>> START

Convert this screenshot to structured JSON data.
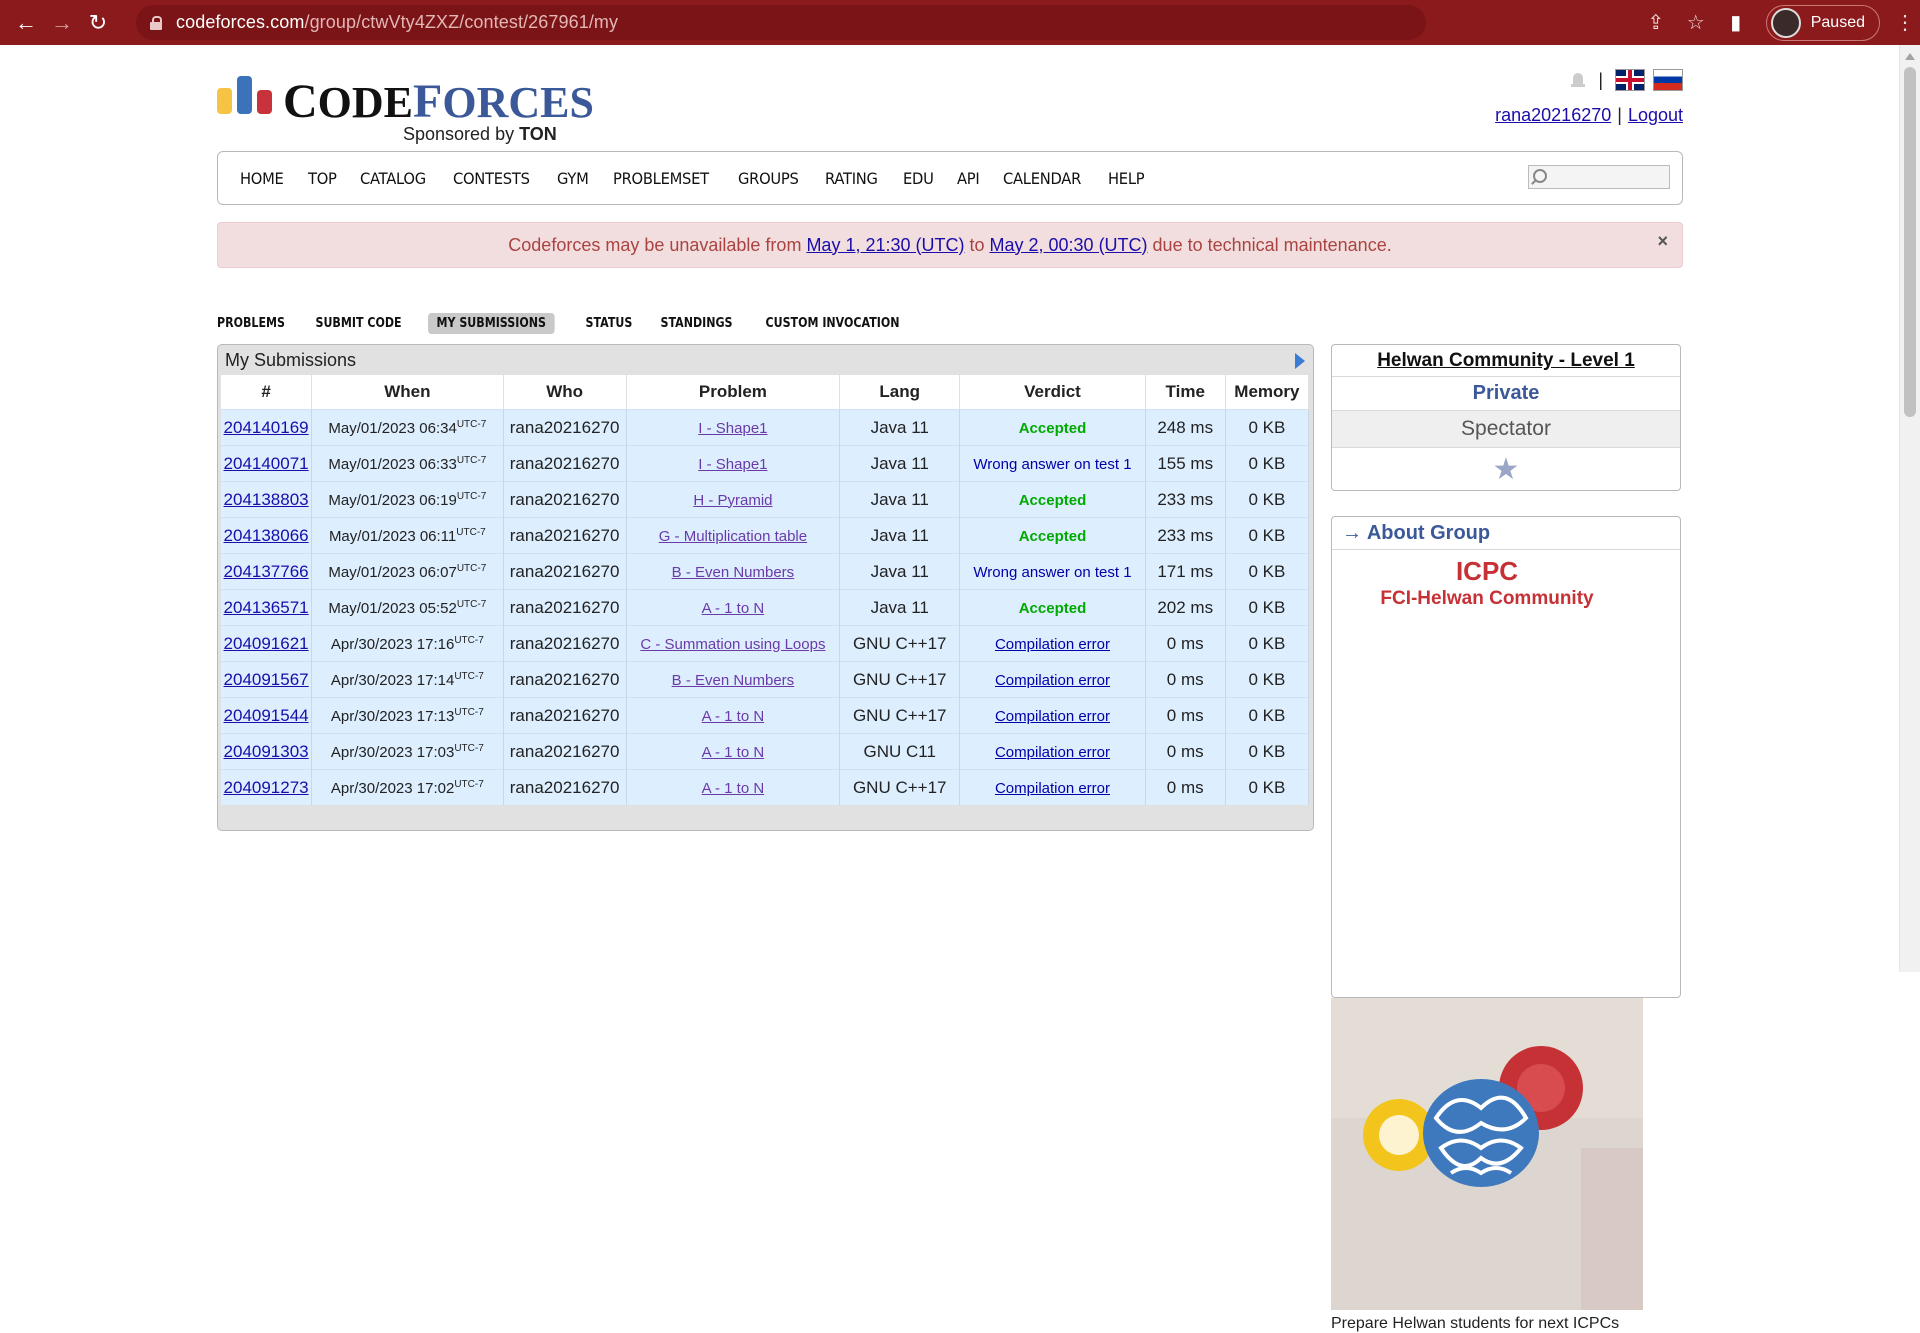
{
  "browser": {
    "url_host": "codeforces.com",
    "url_path": "/group/ctwVty4ZXZ/contest/267961/my",
    "profile_label": "Paused"
  },
  "header": {
    "logo_text_big": "C",
    "logo_text_rest": "ODE",
    "logo_text_blue_big": "F",
    "logo_text_blue_rest": "ORCES",
    "sponsored_prefix": "Sponsored by ",
    "sponsor": "TON",
    "username": "rana20216270",
    "logout": "Logout",
    "separator": "|"
  },
  "menu": [
    "HOME",
    "TOP",
    "CATALOG",
    "CONTESTS",
    "GYM",
    "PROBLEMSET",
    "GROUPS",
    "RATING",
    "EDU",
    "API",
    "CALENDAR",
    "HELP"
  ],
  "alert": {
    "text_before": "Codeforces may be unavailable from",
    "link1": "May 1, 21:30 (UTC)",
    "text_mid": "to",
    "link2": "May 2, 00:30 (UTC)",
    "text_after": "due to technical maintenance.",
    "close": "×"
  },
  "subtabs": [
    "PROBLEMS",
    "SUBMIT CODE",
    "MY SUBMISSIONS",
    "STATUS",
    "STANDINGS",
    "CUSTOM INVOCATION"
  ],
  "submissions": {
    "caption": "My Submissions",
    "columns": [
      "#",
      "When",
      "Who",
      "Problem",
      "Lang",
      "Verdict",
      "Time",
      "Memory"
    ],
    "rows": [
      {
        "id": "204140169",
        "when": "May/01/2023 06:34",
        "tz": "UTC-7",
        "who": "rana20216270",
        "problem": "I - Shape1",
        "lang": "Java 11",
        "verdict": "Accepted",
        "vclass": "acc",
        "time": "248 ms",
        "memory": "0 KB"
      },
      {
        "id": "204140071",
        "when": "May/01/2023 06:33",
        "tz": "UTC-7",
        "who": "rana20216270",
        "problem": "I - Shape1",
        "lang": "Java 11",
        "verdict": "Wrong answer on test 1",
        "vclass": "wa",
        "time": "155 ms",
        "memory": "0 KB"
      },
      {
        "id": "204138803",
        "when": "May/01/2023 06:19",
        "tz": "UTC-7",
        "who": "rana20216270",
        "problem": "H - Pyramid",
        "lang": "Java 11",
        "verdict": "Accepted",
        "vclass": "acc",
        "time": "233 ms",
        "memory": "0 KB"
      },
      {
        "id": "204138066",
        "when": "May/01/2023 06:11",
        "tz": "UTC-7",
        "who": "rana20216270",
        "problem": "G - Multiplication table",
        "lang": "Java 11",
        "verdict": "Accepted",
        "vclass": "acc",
        "time": "233 ms",
        "memory": "0 KB"
      },
      {
        "id": "204137766",
        "when": "May/01/2023 06:07",
        "tz": "UTC-7",
        "who": "rana20216270",
        "problem": "B - Even Numbers",
        "lang": "Java 11",
        "verdict": "Wrong answer on test 1",
        "vclass": "wa",
        "time": "171 ms",
        "memory": "0 KB"
      },
      {
        "id": "204136571",
        "when": "May/01/2023 05:52",
        "tz": "UTC-7",
        "who": "rana20216270",
        "problem": "A - 1 to N",
        "lang": "Java 11",
        "verdict": "Accepted",
        "vclass": "acc",
        "time": "202 ms",
        "memory": "0 KB"
      },
      {
        "id": "204091621",
        "when": "Apr/30/2023 17:16",
        "tz": "UTC-7",
        "who": "rana20216270",
        "problem": "C - Summation using Loops",
        "lang": "GNU C++17",
        "verdict": "Compilation error",
        "vclass": "ce",
        "time": "0 ms",
        "memory": "0 KB"
      },
      {
        "id": "204091567",
        "when": "Apr/30/2023 17:14",
        "tz": "UTC-7",
        "who": "rana20216270",
        "problem": "B - Even Numbers",
        "lang": "GNU C++17",
        "verdict": "Compilation error",
        "vclass": "ce",
        "time": "0 ms",
        "memory": "0 KB"
      },
      {
        "id": "204091544",
        "when": "Apr/30/2023 17:13",
        "tz": "UTC-7",
        "who": "rana20216270",
        "problem": "A - 1 to N",
        "lang": "GNU C++17",
        "verdict": "Compilation error",
        "vclass": "ce",
        "time": "0 ms",
        "memory": "0 KB"
      },
      {
        "id": "204091303",
        "when": "Apr/30/2023 17:03",
        "tz": "UTC-7",
        "who": "rana20216270",
        "problem": "A - 1 to N",
        "lang": "GNU C11",
        "verdict": "Compilation error",
        "vclass": "ce",
        "time": "0 ms",
        "memory": "0 KB"
      },
      {
        "id": "204091273",
        "when": "Apr/30/2023 17:02",
        "tz": "UTC-7",
        "who": "rana20216270",
        "problem": "A - 1 to N",
        "lang": "GNU C++17",
        "verdict": "Compilation error",
        "vclass": "ce",
        "time": "0 ms",
        "memory": "0 KB"
      }
    ]
  },
  "sidebar": {
    "group_title": "Helwan Community - Level 1",
    "privacy": "Private",
    "role": "Spectator",
    "about_title": "→ About Group",
    "image_text_line1": "ICPC",
    "image_text_line2": "FCI-Helwan Community",
    "description": "Prepare Helwan students for next ICPCs"
  },
  "colors": {
    "chrome": "#8b1a1c",
    "accent_blue": "#3b5998",
    "row_blue": "#ddeeff",
    "accepted": "#00aa00",
    "alert_bg": "#f2dede"
  }
}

>> END

**Objective:** Leave out the pictures, and give all the records again exactly.

**Solution:**
Convert this screenshot to structured JSON data.
{
  "browser": {
    "url_host": "codeforces.com",
    "url_path": "/group/ctwVty4ZXZ/contest/267961/my",
    "profile_label": "Paused"
  },
  "header": {
    "logo_text_big": "C",
    "logo_text_rest": "ODE",
    "logo_text_blue_big": "F",
    "logo_text_blue_rest": "ORCES",
    "sponsored_prefix": "Sponsored by ",
    "sponsor": "TON",
    "username": "rana20216270",
    "logout": "Logout",
    "separator": "|"
  },
  "menu": [
    "HOME",
    "TOP",
    "CATALOG",
    "CONTESTS",
    "GYM",
    "PROBLEMSET",
    "GROUPS",
    "RATING",
    "EDU",
    "API",
    "CALENDAR",
    "HELP"
  ],
  "alert": {
    "text_before": "Codeforces may be unavailable from",
    "link1": "May 1, 21:30 (UTC)",
    "text_mid": "to",
    "link2": "May 2, 00:30 (UTC)",
    "text_after": "due to technical maintenance.",
    "close": "×"
  },
  "subtabs": [
    "PROBLEMS",
    "SUBMIT CODE",
    "MY SUBMISSIONS",
    "STATUS",
    "STANDINGS",
    "CUSTOM INVOCATION"
  ],
  "submissions": {
    "caption": "My Submissions",
    "columns": [
      "#",
      "When",
      "Who",
      "Problem",
      "Lang",
      "Verdict",
      "Time",
      "Memory"
    ],
    "rows": [
      {
        "id": "204140169",
        "when": "May/01/2023 06:34",
        "tz": "UTC-7",
        "who": "rana20216270",
        "problem": "I - Shape1",
        "lang": "Java 11",
        "verdict": "Accepted",
        "vclass": "acc",
        "time": "248 ms",
        "memory": "0 KB"
      },
      {
        "id": "204140071",
        "when": "May/01/2023 06:33",
        "tz": "UTC-7",
        "who": "rana20216270",
        "problem": "I - Shape1",
        "lang": "Java 11",
        "verdict": "Wrong answer on test 1",
        "vclass": "wa",
        "time": "155 ms",
        "memory": "0 KB"
      },
      {
        "id": "204138803",
        "when": "May/01/2023 06:19",
        "tz": "UTC-7",
        "who": "rana20216270",
        "problem": "H - Pyramid",
        "lang": "Java 11",
        "verdict": "Accepted",
        "vclass": "acc",
        "time": "233 ms",
        "memory": "0 KB"
      },
      {
        "id": "204138066",
        "when": "May/01/2023 06:11",
        "tz": "UTC-7",
        "who": "rana20216270",
        "problem": "G - Multiplication table",
        "lang": "Java 11",
        "verdict": "Accepted",
        "vclass": "acc",
        "time": "233 ms",
        "memory": "0 KB"
      },
      {
        "id": "204137766",
        "when": "May/01/2023 06:07",
        "tz": "UTC-7",
        "who": "rana20216270",
        "problem": "B - Even Numbers",
        "lang": "Java 11",
        "verdict": "Wrong answer on test 1",
        "vclass": "wa",
        "time": "171 ms",
        "memory": "0 KB"
      },
      {
        "id": "204136571",
        "when": "May/01/2023 05:52",
        "tz": "UTC-7",
        "who": "rana20216270",
        "problem": "A - 1 to N",
        "lang": "Java 11",
        "verdict": "Accepted",
        "vclass": "acc",
        "time": "202 ms",
        "memory": "0 KB"
      },
      {
        "id": "204091621",
        "when": "Apr/30/2023 17:16",
        "tz": "UTC-7",
        "who": "rana20216270",
        "problem": "C - Summation using Loops",
        "lang": "GNU C++17",
        "verdict": "Compilation error",
        "vclass": "ce",
        "time": "0 ms",
        "memory": "0 KB"
      },
      {
        "id": "204091567",
        "when": "Apr/30/2023 17:14",
        "tz": "UTC-7",
        "who": "rana20216270",
        "problem": "B - Even Numbers",
        "lang": "GNU C++17",
        "verdict": "Compilation error",
        "vclass": "ce",
        "time": "0 ms",
        "memory": "0 KB"
      },
      {
        "id": "204091544",
        "when": "Apr/30/2023 17:13",
        "tz": "UTC-7",
        "who": "rana20216270",
        "problem": "A - 1 to N",
        "lang": "GNU C++17",
        "verdict": "Compilation error",
        "vclass": "ce",
        "time": "0 ms",
        "memory": "0 KB"
      },
      {
        "id": "204091303",
        "when": "Apr/30/2023 17:03",
        "tz": "UTC-7",
        "who": "rana20216270",
        "problem": "A - 1 to N",
        "lang": "GNU C11",
        "verdict": "Compilation error",
        "vclass": "ce",
        "time": "0 ms",
        "memory": "0 KB"
      },
      {
        "id": "204091273",
        "when": "Apr/30/2023 17:02",
        "tz": "UTC-7",
        "who": "rana20216270",
        "problem": "A - 1 to N",
        "lang": "GNU C++17",
        "verdict": "Compilation error",
        "vclass": "ce",
        "time": "0 ms",
        "memory": "0 KB"
      }
    ]
  },
  "sidebar": {
    "group_title": "Helwan Community - Level 1",
    "privacy": "Private",
    "role": "Spectator",
    "about_title": "→ About Group",
    "image_text_line1": "ICPC",
    "image_text_line2": "FCI-Helwan Community",
    "description": "Prepare Helwan students for next ICPCs"
  },
  "colors": {
    "chrome": "#8b1a1c",
    "accent_blue": "#3b5998",
    "row_blue": "#ddeeff",
    "accepted": "#00aa00",
    "alert_bg": "#f2dede"
  }
}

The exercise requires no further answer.